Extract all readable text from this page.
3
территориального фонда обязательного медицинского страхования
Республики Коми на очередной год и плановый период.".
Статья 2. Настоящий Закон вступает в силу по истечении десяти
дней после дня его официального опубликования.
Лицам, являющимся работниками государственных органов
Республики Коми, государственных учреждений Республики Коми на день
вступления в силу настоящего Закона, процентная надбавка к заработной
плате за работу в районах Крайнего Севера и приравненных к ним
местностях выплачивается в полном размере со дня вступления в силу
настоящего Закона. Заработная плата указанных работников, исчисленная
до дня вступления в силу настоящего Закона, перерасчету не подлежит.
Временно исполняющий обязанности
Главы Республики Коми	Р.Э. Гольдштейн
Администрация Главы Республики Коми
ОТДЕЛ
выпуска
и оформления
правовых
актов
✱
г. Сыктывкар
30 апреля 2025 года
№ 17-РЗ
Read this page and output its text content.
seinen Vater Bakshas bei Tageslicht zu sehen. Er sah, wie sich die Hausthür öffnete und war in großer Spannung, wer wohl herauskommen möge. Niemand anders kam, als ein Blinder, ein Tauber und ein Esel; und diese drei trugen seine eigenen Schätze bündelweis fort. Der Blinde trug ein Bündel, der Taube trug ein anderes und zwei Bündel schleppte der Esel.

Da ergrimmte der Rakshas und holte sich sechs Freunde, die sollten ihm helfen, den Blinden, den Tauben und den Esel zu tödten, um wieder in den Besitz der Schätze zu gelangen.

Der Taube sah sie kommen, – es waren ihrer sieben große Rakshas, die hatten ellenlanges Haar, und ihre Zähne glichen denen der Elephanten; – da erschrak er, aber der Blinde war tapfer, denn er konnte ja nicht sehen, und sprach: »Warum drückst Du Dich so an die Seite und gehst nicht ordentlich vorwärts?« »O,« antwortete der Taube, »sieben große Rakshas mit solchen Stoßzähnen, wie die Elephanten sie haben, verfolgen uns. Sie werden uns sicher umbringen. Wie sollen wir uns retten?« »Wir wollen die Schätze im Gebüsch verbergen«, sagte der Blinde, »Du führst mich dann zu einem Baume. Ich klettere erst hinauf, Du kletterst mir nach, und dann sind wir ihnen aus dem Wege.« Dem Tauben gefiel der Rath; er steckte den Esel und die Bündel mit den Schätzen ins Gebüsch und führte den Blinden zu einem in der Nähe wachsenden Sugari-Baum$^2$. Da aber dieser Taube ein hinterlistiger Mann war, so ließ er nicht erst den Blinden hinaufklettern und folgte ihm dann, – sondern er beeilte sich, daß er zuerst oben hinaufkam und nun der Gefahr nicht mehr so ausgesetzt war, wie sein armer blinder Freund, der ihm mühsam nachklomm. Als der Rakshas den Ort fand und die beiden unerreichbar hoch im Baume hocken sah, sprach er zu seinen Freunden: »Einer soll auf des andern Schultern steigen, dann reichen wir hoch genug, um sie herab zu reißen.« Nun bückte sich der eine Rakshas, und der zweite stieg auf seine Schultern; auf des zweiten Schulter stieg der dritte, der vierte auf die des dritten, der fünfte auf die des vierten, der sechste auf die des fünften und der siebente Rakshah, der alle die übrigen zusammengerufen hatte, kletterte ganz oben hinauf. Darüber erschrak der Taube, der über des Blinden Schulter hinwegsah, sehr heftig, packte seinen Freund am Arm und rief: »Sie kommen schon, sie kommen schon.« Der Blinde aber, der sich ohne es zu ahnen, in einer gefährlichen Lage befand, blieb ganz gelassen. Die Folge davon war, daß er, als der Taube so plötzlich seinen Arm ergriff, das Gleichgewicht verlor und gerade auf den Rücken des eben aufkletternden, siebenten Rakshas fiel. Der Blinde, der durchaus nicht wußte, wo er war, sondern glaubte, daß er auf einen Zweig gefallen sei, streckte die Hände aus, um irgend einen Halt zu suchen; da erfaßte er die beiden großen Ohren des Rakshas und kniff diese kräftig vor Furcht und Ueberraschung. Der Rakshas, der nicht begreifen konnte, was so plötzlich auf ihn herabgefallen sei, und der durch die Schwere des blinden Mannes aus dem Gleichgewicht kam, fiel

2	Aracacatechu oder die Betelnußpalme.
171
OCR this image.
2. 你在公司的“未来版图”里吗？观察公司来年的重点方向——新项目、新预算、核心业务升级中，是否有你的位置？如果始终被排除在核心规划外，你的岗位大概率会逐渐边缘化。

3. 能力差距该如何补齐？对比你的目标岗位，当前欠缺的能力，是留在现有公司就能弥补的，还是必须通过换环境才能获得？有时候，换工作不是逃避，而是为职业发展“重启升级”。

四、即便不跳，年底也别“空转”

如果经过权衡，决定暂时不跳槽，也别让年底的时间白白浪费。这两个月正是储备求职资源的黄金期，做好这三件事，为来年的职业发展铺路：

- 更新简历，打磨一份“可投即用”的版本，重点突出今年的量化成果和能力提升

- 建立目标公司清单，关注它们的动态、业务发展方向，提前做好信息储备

* * *

> Written instruction
Starting from the line containing "OCR this image." and ending with the final line of the data, reproduce each line exactly as it appears, including no other lines.

> Response below
OCR this image.
2. 你在公司的“未来版图”里吗？观察公司来年的重点方向——新项目、新预算、核心业务升级中，是否有你的位置？如果始终被排除在核心规划外，你的岗位大概率会逐渐边缘化。

3. 能力差距该如何补齐？对比你的目标岗位，当前欠缺的能力，是留在现有公司就能弥补的，还是必须通过换环境才能获得？有时候，换工作不是逃避，而是为职业发展“重启升级”。

四、即便不跳，年底也别“空转”

如果经过权衡，决定暂时不跳槽，也别让年底的时间白白浪费。这两个月正是储备求职资源的黄金期，做好这三件事，为来年的职业发展铺路：

- 更新简历，打磨一份“可投即用”的版本，重点突出今年的量化成果和能力提升

- 建立目标公司清单，关注它们的动态、业务发展方向，提前做好信息储备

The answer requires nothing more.